Write the material out again in full, exactly.

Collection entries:
──────

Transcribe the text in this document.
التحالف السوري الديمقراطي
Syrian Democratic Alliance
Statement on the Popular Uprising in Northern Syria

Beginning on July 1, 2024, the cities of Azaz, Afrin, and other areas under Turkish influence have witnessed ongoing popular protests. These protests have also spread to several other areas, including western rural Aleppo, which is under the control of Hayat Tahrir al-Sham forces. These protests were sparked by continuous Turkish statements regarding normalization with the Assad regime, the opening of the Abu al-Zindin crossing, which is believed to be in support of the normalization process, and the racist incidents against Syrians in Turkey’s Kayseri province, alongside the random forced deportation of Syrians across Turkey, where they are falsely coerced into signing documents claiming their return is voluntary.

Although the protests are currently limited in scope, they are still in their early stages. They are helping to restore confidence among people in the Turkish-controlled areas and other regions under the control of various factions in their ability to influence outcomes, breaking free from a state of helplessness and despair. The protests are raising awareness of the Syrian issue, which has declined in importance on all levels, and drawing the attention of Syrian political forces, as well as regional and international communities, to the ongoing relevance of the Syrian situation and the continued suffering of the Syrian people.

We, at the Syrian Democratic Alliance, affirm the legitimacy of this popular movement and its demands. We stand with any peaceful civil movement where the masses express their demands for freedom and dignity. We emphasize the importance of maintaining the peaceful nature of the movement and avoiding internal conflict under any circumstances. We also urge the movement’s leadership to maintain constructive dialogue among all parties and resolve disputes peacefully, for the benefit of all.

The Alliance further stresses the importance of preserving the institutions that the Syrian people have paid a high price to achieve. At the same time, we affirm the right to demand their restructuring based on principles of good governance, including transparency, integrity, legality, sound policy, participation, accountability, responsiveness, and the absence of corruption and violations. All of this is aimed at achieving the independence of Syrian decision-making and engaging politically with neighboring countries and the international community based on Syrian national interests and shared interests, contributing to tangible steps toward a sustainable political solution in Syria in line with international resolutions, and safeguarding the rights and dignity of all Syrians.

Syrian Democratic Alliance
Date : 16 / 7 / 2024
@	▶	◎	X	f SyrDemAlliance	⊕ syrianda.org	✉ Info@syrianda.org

──────

REPLY TO THE EXERCISE:
Transcribe the text in this document.
التحالف السوري الديمقراطي
Syrian Democratic Alliance
Statement on the Popular Uprising in Northern Syria

Beginning on July 1, 2024, the cities of Azaz, Afrin, and other areas under Turkish influence have witnessed ongoing popular protests. These protests have also spread to several other areas, including western rural Aleppo, which is under the control of Hayat Tahrir al-Sham forces. These protests were sparked by continuous Turkish statements regarding normalization with the Assad regime, the opening of the Abu al-Zindin crossing, which is believed to be in support of the normalization process, and the racist incidents against Syrians in Turkey’s Kayseri province, alongside the random forced deportation of Syrians across Turkey, where they are falsely coerced into signing documents claiming their return is voluntary.

Although the protests are currently limited in scope, they are still in their early stages. They are helping to restore confidence among people in the Turkish-controlled areas and other regions under the control of various factions in their ability to influence outcomes, breaking free from a state of helplessness and despair. The protests are raising awareness of the Syrian issue, which has declined in importance on all levels, and drawing the attention of Syrian political forces, as well as regional and international communities, to the ongoing relevance of the Syrian situation and the continued suffering of the Syrian people.

We, at the Syrian Democratic Alliance, affirm the legitimacy of this popular movement and its demands. We stand with any peaceful civil movement where the masses express their demands for freedom and dignity. We emphasize the importance of maintaining the peaceful nature of the movement and avoiding internal conflict under any circumstances. We also urge the movement’s leadership to maintain constructive dialogue among all parties and resolve disputes peacefully, for the benefit of all.

The Alliance further stresses the importance of preserving the institutions that the Syrian people have paid a high price to achieve. At the same time, we affirm the right to demand their restructuring based on principles of good governance, including transparency, integrity, legality, sound policy, participation, accountability, responsiveness, and the absence of corruption and violations. All of this is aimed at achieving the independence of Syrian decision-making and engaging politically with neighboring countries and the international community based on Syrian national interests and shared interests, contributing to tangible steps toward a sustainable political solution in Syria in line with international resolutions, and safeguarding the rights and dignity of all Syrians.

Syrian Democratic Alliance
Date : 16 / 7 / 2024
@	▶	◎	X	f SyrDemAlliance	⊕ syrianda.org	✉ Info@syrianda.org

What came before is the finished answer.